▶ PROBLEM STATEMENT
Reproduce the following material exactly, including every line.

########################################

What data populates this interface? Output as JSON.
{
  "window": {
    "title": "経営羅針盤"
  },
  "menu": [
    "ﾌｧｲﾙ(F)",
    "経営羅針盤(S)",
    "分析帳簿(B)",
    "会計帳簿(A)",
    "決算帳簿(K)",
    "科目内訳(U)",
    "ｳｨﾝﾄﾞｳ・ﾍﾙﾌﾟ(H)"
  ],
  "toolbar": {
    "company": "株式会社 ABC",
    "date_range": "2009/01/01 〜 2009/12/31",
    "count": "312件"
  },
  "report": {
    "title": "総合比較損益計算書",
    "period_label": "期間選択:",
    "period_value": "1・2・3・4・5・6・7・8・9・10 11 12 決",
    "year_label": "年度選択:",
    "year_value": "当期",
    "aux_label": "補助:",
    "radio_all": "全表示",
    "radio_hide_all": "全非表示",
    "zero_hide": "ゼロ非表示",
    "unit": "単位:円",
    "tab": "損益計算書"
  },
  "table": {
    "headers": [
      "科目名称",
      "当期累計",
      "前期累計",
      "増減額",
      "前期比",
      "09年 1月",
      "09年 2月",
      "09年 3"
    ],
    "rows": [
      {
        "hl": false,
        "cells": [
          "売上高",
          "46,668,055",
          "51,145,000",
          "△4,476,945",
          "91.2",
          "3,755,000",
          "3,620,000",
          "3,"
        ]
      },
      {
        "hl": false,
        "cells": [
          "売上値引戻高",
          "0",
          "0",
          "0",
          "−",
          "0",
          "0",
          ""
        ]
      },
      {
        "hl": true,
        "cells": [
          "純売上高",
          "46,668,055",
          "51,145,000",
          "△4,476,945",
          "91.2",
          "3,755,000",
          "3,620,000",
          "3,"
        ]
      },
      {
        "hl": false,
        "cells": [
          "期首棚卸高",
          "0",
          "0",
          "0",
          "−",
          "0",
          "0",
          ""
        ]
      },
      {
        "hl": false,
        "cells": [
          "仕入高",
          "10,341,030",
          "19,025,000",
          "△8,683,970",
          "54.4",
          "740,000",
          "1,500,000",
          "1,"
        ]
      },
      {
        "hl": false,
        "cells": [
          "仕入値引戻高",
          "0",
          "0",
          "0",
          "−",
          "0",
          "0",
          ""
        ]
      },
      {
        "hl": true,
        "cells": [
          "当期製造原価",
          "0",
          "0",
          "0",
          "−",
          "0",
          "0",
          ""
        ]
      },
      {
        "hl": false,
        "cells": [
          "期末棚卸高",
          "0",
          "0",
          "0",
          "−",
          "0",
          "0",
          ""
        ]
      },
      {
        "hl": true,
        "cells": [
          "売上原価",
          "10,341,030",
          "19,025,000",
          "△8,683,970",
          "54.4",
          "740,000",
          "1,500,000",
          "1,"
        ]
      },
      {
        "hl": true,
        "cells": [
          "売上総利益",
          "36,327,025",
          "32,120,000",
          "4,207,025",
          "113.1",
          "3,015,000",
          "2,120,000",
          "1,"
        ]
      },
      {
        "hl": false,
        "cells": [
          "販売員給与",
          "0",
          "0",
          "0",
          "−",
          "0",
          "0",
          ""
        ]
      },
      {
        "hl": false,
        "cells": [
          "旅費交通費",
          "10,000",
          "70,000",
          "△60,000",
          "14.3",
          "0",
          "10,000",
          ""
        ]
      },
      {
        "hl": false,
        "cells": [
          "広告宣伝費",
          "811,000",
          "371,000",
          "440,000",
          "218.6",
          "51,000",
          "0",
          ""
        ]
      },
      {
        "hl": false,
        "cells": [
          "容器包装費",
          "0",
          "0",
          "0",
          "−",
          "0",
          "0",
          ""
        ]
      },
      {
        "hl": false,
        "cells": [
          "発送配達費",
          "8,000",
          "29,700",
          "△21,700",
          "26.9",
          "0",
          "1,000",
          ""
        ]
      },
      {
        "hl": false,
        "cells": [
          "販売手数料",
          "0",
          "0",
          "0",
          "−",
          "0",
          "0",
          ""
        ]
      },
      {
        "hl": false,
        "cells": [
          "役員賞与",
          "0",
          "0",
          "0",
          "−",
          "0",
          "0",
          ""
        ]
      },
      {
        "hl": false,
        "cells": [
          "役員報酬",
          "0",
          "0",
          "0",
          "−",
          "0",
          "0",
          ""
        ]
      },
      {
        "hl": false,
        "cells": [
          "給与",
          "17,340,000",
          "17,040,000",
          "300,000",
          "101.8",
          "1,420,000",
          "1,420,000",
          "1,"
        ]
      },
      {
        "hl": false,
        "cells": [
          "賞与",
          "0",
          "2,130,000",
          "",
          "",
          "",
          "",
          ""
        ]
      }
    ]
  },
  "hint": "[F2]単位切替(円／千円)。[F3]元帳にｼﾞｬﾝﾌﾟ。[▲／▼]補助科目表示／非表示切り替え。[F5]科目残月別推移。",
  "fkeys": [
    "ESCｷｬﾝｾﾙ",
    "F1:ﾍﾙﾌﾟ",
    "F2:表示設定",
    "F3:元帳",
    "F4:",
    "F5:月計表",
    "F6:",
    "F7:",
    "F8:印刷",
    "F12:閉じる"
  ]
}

########################################

▶ TASK ANSWER
What data populates this interface? Output as JSON.
{
  "window": {
    "title": "経営羅針盤"
  },
  "menu": [
    "ﾌｧｲﾙ(F)",
    "経営羅針盤(S)",
    "分析帳簿(B)",
    "会計帳簿(A)",
    "決算帳簿(K)",
    "科目内訳(U)",
    "ｳｨﾝﾄﾞｳ・ﾍﾙﾌﾟ(H)"
  ],
  "toolbar": {
    "company": "株式会社 ABC",
    "date_range": "2009/01/01 〜 2009/12/31",
    "count": "312件"
  },
  "report": {
    "title": "総合比較損益計算書",
    "period_label": "期間選択:",
    "period_value": "1・2・3・4・5・6・7・8・9・10 11 12 決",
    "year_label": "年度選択:",
    "year_value": "当期",
    "aux_label": "補助:",
    "radio_all": "全表示",
    "radio_hide_all": "全非表示",
    "zero_hide": "ゼロ非表示",
    "unit": "単位:円",
    "tab": "損益計算書"
  },
  "table": {
    "headers": [
      "科目名称",
      "当期累計",
      "前期累計",
      "増減額",
      "前期比",
      "09年 1月",
      "09年 2月",
      "09年 3"
    ],
    "rows": [
      {
        "hl": false,
        "cells": [
          "売上高",
          "46,668,055",
          "51,145,000",
          "△4,476,945",
          "91.2",
          "3,755,000",
          "3,620,000",
          "3,"
        ]
      },
      {
        "hl": false,
        "cells": [
          "売上値引戻高",
          "0",
          "0",
          "0",
          "−",
          "0",
          "0",
          ""
        ]
      },
      {
        "hl": true,
        "cells": [
          "純売上高",
          "46,668,055",
          "51,145,000",
          "△4,476,945",
          "91.2",
          "3,755,000",
          "3,620,000",
          "3,"
        ]
      },
      {
        "hl": false,
        "cells": [
          "期首棚卸高",
          "0",
          "0",
          "0",
          "−",
          "0",
          "0",
          ""
        ]
      },
      {
        "hl": false,
        "cells": [
          "仕入高",
          "10,341,030",
          "19,025,000",
          "△8,683,970",
          "54.4",
          "740,000",
          "1,500,000",
          "1,"
        ]
      },
      {
        "hl": false,
        "cells": [
          "仕入値引戻高",
          "0",
          "0",
          "0",
          "−",
          "0",
          "0",
          ""
        ]
      },
      {
        "hl": true,
        "cells": [
          "当期製造原価",
          "0",
          "0",
          "0",
          "−",
          "0",
          "0",
          ""
        ]
      },
      {
        "hl": false,
        "cells": [
          "期末棚卸高",
          "0",
          "0",
          "0",
          "−",
          "0",
          "0",
          ""
        ]
      },
      {
        "hl": true,
        "cells": [
          "売上原価",
          "10,341,030",
          "19,025,000",
          "△8,683,970",
          "54.4",
          "740,000",
          "1,500,000",
          "1,"
        ]
      },
      {
        "hl": true,
        "cells": [
          "売上総利益",
          "36,327,025",
          "32,120,000",
          "4,207,025",
          "113.1",
          "3,015,000",
          "2,120,000",
          "1,"
        ]
      },
      {
        "hl": false,
        "cells": [
          "販売員給与",
          "0",
          "0",
          "0",
          "−",
          "0",
          "0",
          ""
        ]
      },
      {
        "hl": false,
        "cells": [
          "旅費交通費",
          "10,000",
          "70,000",
          "△60,000",
          "14.3",
          "0",
          "10,000",
          ""
        ]
      },
      {
        "hl": false,
        "cells": [
          "広告宣伝費",
          "811,000",
          "371,000",
          "440,000",
          "218.6",
          "51,000",
          "0",
          ""
        ]
      },
      {
        "hl": false,
        "cells": [
          "容器包装費",
          "0",
          "0",
          "0",
          "−",
          "0",
          "0",
          ""
        ]
      },
      {
        "hl": false,
        "cells": [
          "発送配達費",
          "8,000",
          "29,700",
          "△21,700",
          "26.9",
          "0",
          "1,000",
          ""
        ]
      },
      {
        "hl": false,
        "cells": [
          "販売手数料",
          "0",
          "0",
          "0",
          "−",
          "0",
          "0",
          ""
        ]
      },
      {
        "hl": false,
        "cells": [
          "役員賞与",
          "0",
          "0",
          "0",
          "−",
          "0",
          "0",
          ""
        ]
      },
      {
        "hl": false,
        "cells": [
          "役員報酬",
          "0",
          "0",
          "0",
          "−",
          "0",
          "0",
          ""
        ]
      },
      {
        "hl": false,
        "cells": [
          "給与",
          "17,340,000",
          "17,040,000",
          "300,000",
          "101.8",
          "1,420,000",
          "1,420,000",
          "1,"
        ]
      },
      {
        "hl": false,
        "cells": [
          "賞与",
          "0",
          "2,130,000",
          "",
          "",
          "",
          "",
          ""
        ]
      }
    ]
  },
  "hint": "[F2]単位切替(円／千円)。[F3]元帳にｼﾞｬﾝﾌﾟ。[▲／▼]補助科目表示／非表示切り替え。[F5]科目残月別推移。",
  "fkeys": [
    "ESCｷｬﾝｾﾙ",
    "F1:ﾍﾙﾌﾟ",
    "F2:表示設定",
    "F3:元帳",
    "F4:",
    "F5:月計表",
    "F6:",
    "F7:",
    "F8:印刷",
    "F12:閉じる"
  ]
}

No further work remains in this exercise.